- SUPPLIED INFORMATION -
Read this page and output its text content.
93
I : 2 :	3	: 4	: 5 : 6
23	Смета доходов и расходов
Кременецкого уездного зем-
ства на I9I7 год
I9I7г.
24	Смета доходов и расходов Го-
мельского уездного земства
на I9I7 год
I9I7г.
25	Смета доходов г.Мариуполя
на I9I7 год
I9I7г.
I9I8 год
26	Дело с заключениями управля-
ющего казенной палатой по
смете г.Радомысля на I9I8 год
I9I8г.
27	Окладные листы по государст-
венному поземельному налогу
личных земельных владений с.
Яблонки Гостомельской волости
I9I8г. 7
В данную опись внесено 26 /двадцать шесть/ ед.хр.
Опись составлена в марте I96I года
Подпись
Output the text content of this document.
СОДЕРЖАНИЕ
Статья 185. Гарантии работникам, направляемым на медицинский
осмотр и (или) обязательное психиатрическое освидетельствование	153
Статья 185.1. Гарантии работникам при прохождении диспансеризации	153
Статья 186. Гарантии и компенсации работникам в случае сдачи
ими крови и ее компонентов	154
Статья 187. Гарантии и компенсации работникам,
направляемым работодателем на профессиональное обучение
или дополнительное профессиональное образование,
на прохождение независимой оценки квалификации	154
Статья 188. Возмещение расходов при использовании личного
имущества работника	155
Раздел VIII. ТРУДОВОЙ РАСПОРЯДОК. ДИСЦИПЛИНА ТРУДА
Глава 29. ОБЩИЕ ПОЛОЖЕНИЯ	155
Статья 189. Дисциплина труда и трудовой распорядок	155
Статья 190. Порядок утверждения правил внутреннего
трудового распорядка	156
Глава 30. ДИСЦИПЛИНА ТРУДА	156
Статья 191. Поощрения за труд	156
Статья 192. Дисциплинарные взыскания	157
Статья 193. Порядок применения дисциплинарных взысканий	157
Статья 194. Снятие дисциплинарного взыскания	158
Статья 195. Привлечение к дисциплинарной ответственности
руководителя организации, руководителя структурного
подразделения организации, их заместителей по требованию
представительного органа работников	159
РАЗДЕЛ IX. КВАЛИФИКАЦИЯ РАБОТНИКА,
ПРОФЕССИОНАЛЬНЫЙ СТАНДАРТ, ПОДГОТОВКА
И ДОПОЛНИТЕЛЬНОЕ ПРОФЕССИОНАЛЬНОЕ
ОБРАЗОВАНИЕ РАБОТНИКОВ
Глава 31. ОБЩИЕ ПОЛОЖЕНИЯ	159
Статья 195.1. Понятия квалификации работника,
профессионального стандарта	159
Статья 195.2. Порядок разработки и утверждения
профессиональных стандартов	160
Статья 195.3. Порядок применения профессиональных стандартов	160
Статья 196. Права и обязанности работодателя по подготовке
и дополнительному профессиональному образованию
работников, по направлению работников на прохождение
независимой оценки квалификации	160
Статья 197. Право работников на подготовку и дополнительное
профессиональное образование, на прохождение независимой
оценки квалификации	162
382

- STATED PROBLEM -
Working from the entries above, return all lines that contain "оценки".

- RESULT OF THIS TASK -
на прохождение независимой оценки квалификации	154
независимой оценки квалификации	160
оценки квалификации	162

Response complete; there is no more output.